▶ [Problem details]
Extract each line of the material that follows exactly and omit its pictures.

(Dataset records)
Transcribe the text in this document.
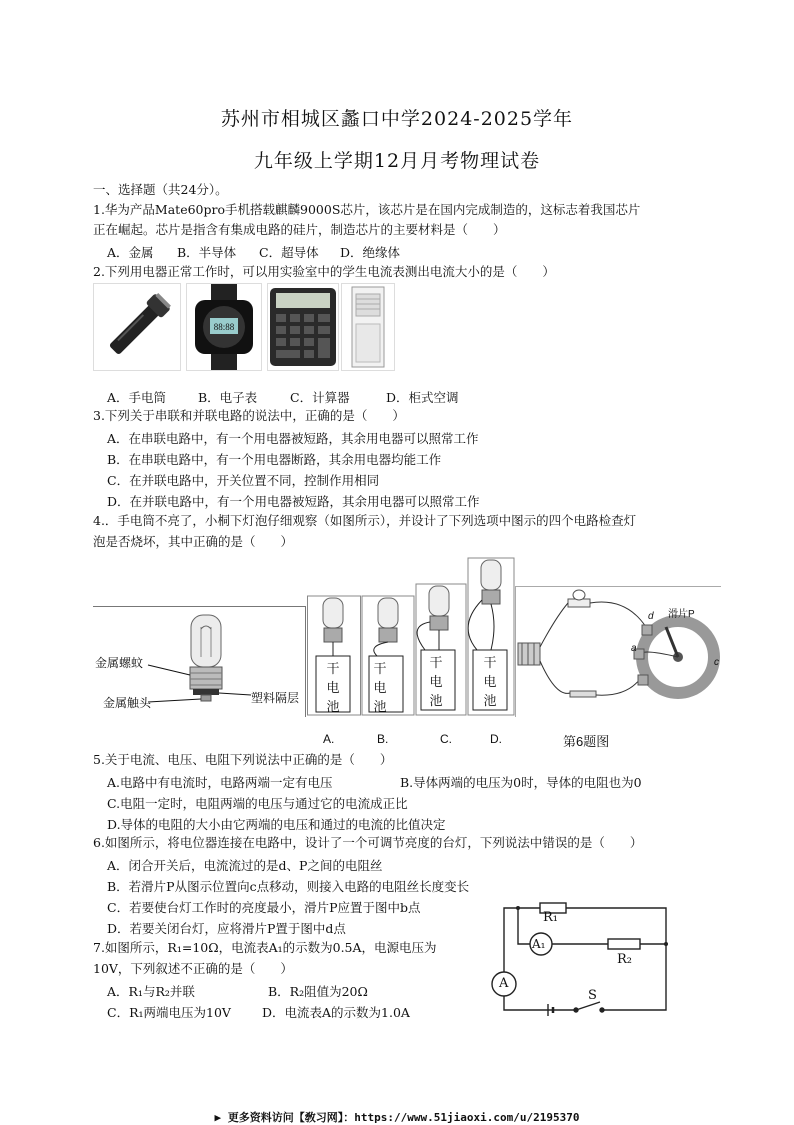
苏州市相城区蠡口中学2024-2025学年
九年级上学期12月月考物理试卷
一、选择题（共24分）。
1.华为产品Mate60pro手机搭载麒麟9000S芯片，该芯片是在国内完成制造的，这标志着我国芯片
正在崛起。芯片是指含有集成电路的硅片，制造芯片的主要材料是（　　）
A．金属 B．半导体 C．超导体 D．绝缘体
2.下列用电器正常工作时，可以用实验室中的学生电流表测出电流大小的是（　　）
88:88
A．手电筒	B．电子表	C．计算器	D．柜式空调
3.下列关于串联和并联电路的说法中，正确的是（　　）
A．在串联电路中，有一个用电器被短路，其余用电器可以照常工作
B．在串联电路中，有一个用电器断路，其余用电器均能工作
C．在并联电路中，开关位置不同，控制作用相同
D．在并联电路中，有一个用电器被短路，其余用电器可以照常工作
4.．手电筒不亮了，小桐下灯泡仔细观察（如图所示），并设计了下列选项中图示的四个电路检查灯
泡是否烧坏，其中正确的是（　　）
金属螺蚊
金属触头	塑料隔层
干
电
池
干
电
池
干
电
池
干
电
池
A.	B.	C.	D.
滑片P
d
a
c
第6题图
5.关于电流、电压、电阻下列说法中正确的是（　　）
A.电路中有电流时，电路两端一定有电压	B.导体两端的电压为0时，导体的电阻也为0
C.电阻一定时，电阻两端的电压与通过它的电流成正比
D.导体的电阻的大小由它两端的电压和通过的电流的比值决定
6.如图所示，将电位器连接在电路中，设计了一个可调节亮度的台灯，下列说法中错误的是（　　）
A．闭合开关后，电流流过的是d、P之间的电阻丝
B．若滑片P从图示位置向c点移动，则接入电路的电阻丝长度变长
C．若要使台灯工作时的亮度最小，滑片P应置于图中b点
D．若要关闭台灯，应将滑片P置于图中d点
7.如图所示，R₁=10Ω，电流表A₁的示数为0.5A，电源电压为
10V，下列叙述不正确的是（　　）
A．R₁与R₂并联	B．R₂阻值为20Ω
C．R₁两端电压为10V D．电流表A的示数为1.0A
R₁
A₁
R₂
A
S
▶ 更多资料访问【敎习网】：https://www.51jiaoxi.com/u/2195370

▶ [Reply to the exercise]
Transcribe the text in this document.
苏州市相城区蠡口中学2024-2025学年
九年级上学期12月月考物理试卷
一、选择题（共24分）。
1.华为产品Mate60pro手机搭载麒麟9000S芯片，该芯片是在国内完成制造的，这标志着我国芯片
正在崛起。芯片是指含有集成电路的硅片，制造芯片的主要材料是（　　）
A．金属 B．半导体 C．超导体 D．绝缘体
2.下列用电器正常工作时，可以用实验室中的学生电流表测出电流大小的是（　　）
88:88
A．手电筒	B．电子表	C．计算器	D．柜式空调
3.下列关于串联和并联电路的说法中，正确的是（　　）
A．在串联电路中，有一个用电器被短路，其余用电器可以照常工作
B．在串联电路中，有一个用电器断路，其余用电器均能工作
C．在并联电路中，开关位置不同，控制作用相同
D．在并联电路中，有一个用电器被短路，其余用电器可以照常工作
4.．手电筒不亮了，小桐下灯泡仔细观察（如图所示），并设计了下列选项中图示的四个电路检查灯
泡是否烧坏，其中正确的是（　　）
金属螺蚊
金属触头	塑料隔层
干
电
池
干
电
池
干
电
池
干
电
池
A.	B.	C.	D.
滑片P
d
a
c
第6题图
5.关于电流、电压、电阻下列说法中正确的是（　　）
A.电路中有电流时，电路两端一定有电压	B.导体两端的电压为0时，导体的电阻也为0
C.电阻一定时，电阻两端的电压与通过它的电流成正比
D.导体的电阻的大小由它两端的电压和通过的电流的比值决定
6.如图所示，将电位器连接在电路中，设计了一个可调节亮度的台灯，下列说法中错误的是（　　）
A．闭合开关后，电流流过的是d、P之间的电阻丝
B．若滑片P从图示位置向c点移动，则接入电路的电阻丝长度变长
C．若要使台灯工作时的亮度最小，滑片P应置于图中b点
D．若要关闭台灯，应将滑片P置于图中d点
7.如图所示，R₁=10Ω，电流表A₁的示数为0.5A，电源电压为
10V，下列叙述不正确的是（　　）
A．R₁与R₂并联	B．R₂阻值为20Ω
C．R₁两端电压为10V D．电流表A的示数为1.0A
R₁
A₁
R₂
A
S
▶ 更多资料访问【敎习网】：https://www.51jiaoxi.com/u/2195370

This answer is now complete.